(What needs to be done) Only the number is needed: how many lines of the records include "name"?

+ + + + + + +

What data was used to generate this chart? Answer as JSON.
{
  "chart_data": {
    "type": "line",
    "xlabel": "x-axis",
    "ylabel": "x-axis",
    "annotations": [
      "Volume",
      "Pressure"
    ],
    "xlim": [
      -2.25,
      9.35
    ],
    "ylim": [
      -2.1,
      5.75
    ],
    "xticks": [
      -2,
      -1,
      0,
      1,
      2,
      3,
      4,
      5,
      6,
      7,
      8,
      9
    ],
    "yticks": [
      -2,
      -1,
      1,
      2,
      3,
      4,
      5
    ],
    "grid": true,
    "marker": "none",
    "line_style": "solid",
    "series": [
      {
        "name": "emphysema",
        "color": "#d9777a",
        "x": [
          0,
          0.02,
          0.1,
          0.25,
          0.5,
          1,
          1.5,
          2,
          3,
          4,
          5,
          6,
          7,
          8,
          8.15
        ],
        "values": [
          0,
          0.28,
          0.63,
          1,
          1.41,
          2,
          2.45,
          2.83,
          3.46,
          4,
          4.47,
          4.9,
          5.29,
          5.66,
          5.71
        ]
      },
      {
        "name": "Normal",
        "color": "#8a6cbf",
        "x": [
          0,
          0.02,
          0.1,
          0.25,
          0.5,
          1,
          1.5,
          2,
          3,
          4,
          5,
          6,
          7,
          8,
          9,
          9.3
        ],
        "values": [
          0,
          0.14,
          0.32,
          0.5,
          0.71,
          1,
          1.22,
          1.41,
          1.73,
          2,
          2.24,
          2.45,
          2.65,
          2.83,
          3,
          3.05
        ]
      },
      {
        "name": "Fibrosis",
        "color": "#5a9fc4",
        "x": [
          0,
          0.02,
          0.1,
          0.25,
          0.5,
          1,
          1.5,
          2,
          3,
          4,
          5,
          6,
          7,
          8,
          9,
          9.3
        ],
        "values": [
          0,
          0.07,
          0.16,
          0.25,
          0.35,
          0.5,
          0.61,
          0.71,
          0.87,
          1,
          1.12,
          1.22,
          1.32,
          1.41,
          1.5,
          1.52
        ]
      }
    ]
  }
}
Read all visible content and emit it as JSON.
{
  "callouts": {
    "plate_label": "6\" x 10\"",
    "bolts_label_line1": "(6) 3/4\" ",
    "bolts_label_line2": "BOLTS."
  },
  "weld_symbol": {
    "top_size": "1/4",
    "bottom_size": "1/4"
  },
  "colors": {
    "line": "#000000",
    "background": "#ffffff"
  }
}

+ + + + + + +

(Final result) 3